(Requirement)
Pick out each line with the word "ดตราด" from the material that follows.

(Data entries for graphics)
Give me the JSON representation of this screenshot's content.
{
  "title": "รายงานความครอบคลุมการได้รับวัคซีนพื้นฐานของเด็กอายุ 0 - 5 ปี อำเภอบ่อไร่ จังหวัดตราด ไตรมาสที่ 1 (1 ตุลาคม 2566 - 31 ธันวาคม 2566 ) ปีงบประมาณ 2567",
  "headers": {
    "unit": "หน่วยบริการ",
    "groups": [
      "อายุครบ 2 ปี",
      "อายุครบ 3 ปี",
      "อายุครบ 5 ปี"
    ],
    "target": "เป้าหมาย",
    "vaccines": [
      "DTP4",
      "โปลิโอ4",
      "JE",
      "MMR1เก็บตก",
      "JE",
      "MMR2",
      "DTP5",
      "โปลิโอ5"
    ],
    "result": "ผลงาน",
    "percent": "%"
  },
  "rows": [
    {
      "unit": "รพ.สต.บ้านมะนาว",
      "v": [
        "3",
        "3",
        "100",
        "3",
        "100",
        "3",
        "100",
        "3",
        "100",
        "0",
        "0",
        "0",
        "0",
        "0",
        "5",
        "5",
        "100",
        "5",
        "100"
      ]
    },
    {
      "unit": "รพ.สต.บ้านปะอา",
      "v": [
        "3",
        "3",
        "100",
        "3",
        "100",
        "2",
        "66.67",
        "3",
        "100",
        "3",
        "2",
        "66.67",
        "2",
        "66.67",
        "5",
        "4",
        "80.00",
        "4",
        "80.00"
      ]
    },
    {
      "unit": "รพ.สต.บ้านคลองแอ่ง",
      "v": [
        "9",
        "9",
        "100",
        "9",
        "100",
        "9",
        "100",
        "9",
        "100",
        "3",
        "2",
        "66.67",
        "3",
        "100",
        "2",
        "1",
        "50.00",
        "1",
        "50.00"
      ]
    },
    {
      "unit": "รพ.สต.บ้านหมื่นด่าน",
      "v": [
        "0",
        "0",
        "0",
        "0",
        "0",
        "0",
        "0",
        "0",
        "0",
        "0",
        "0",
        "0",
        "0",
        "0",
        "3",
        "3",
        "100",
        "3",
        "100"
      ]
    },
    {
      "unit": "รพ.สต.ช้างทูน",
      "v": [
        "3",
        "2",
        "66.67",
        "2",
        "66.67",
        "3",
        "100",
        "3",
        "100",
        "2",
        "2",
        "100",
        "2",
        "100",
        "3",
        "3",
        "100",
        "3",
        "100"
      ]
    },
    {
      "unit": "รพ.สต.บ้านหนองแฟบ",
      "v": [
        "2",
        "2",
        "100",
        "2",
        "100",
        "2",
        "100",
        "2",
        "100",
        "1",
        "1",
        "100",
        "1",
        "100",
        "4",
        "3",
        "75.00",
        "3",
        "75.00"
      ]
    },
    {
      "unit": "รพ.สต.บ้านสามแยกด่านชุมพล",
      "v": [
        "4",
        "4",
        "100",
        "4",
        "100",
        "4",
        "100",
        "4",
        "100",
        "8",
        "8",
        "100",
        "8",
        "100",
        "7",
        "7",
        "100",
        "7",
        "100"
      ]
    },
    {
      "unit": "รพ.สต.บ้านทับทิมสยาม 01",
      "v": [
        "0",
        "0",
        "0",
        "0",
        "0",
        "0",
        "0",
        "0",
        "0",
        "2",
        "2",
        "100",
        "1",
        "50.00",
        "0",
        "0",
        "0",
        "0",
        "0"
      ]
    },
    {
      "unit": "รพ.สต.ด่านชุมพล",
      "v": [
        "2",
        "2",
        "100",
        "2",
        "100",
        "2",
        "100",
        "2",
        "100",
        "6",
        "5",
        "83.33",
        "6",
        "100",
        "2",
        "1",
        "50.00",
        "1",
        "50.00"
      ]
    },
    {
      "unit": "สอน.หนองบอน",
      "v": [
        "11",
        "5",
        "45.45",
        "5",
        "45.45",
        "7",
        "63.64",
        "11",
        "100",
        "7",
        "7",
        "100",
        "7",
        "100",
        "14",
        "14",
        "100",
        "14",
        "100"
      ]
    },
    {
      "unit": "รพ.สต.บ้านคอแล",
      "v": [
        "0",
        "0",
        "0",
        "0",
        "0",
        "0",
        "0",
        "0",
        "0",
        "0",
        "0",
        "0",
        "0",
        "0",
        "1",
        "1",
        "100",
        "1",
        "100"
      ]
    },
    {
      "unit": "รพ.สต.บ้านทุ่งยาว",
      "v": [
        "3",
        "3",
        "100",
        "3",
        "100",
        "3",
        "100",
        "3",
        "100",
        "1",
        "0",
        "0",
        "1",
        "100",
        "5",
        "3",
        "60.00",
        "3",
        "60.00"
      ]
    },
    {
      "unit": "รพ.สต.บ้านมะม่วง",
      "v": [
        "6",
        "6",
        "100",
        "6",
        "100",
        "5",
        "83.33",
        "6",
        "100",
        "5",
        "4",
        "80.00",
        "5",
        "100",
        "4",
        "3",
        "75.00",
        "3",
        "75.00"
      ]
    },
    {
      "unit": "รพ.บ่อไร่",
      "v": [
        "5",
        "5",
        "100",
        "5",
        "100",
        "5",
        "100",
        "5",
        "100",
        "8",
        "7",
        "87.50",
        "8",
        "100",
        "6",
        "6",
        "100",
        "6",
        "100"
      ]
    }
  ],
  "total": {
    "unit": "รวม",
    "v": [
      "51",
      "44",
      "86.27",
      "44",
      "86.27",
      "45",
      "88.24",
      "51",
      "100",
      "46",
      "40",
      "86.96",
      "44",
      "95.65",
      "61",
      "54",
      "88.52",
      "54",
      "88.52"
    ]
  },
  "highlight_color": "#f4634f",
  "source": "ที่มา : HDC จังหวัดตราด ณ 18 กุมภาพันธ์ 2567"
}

(Result below)
  "title": "รายงานความครอบคลุมการได้รับวัคซีนพื้นฐานของเด็กอายุ 0 - 5 ปี อำเภอบ่อไร่ จังหวัดตราด ไตรมาสที่ 1 (1 ตุลาคม 2566 - 31 ธันวาคม 2566 ) ปีงบประมาณ 2567",
  "source": "ที่มา : HDC จังหวัดตราด ณ 18 กุมภาพันธ์ 2567"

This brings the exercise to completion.